■ THE TASK:
All of the data below must be repeated exactly.

■ Saved entries:
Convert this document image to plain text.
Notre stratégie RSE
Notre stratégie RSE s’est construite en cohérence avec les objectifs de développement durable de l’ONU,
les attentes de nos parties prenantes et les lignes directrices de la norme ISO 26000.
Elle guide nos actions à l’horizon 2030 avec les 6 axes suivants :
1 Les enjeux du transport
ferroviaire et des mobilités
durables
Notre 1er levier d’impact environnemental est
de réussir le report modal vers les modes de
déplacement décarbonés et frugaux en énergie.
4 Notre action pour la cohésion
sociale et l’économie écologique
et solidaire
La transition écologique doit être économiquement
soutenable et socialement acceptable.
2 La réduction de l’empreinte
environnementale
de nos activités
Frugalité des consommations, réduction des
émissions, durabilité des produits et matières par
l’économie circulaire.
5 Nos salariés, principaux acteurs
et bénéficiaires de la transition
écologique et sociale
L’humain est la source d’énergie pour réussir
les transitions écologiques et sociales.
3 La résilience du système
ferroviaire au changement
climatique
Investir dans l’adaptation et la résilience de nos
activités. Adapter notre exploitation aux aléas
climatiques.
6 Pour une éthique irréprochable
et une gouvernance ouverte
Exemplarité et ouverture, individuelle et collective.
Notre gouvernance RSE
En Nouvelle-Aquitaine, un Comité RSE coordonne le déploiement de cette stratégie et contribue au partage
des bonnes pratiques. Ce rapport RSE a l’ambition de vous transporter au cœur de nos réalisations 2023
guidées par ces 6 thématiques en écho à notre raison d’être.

■ FINISHED EXERCISE:
Convert this document image to plain text.
Notre stratégie RSE
Notre stratégie RSE s’est construite en cohérence avec les objectifs de développement durable de l’ONU,
les attentes de nos parties prenantes et les lignes directrices de la norme ISO 26000.
Elle guide nos actions à l’horizon 2030 avec les 6 axes suivants :
1 Les enjeux du transport
ferroviaire et des mobilités
durables
Notre 1er levier d’impact environnemental est
de réussir le report modal vers les modes de
déplacement décarbonés et frugaux en énergie.
4 Notre action pour la cohésion
sociale et l’économie écologique
et solidaire
La transition écologique doit être économiquement
soutenable et socialement acceptable.
2 La réduction de l’empreinte
environnementale
de nos activités
Frugalité des consommations, réduction des
émissions, durabilité des produits et matières par
l’économie circulaire.
5 Nos salariés, principaux acteurs
et bénéficiaires de la transition
écologique et sociale
L’humain est la source d’énergie pour réussir
les transitions écologiques et sociales.
3 La résilience du système
ferroviaire au changement
climatique
Investir dans l’adaptation et la résilience de nos
activités. Adapter notre exploitation aux aléas
climatiques.
6 Pour une éthique irréprochable
et une gouvernance ouverte
Exemplarité et ouverture, individuelle et collective.
Notre gouvernance RSE
En Nouvelle-Aquitaine, un Comité RSE coordonne le déploiement de cette stratégie et contribue au partage
des bonnes pratiques. Ce rapport RSE a l’ambition de vous transporter au cœur de nos réalisations 2023
guidées par ces 6 thématiques en écho à notre raison d’être.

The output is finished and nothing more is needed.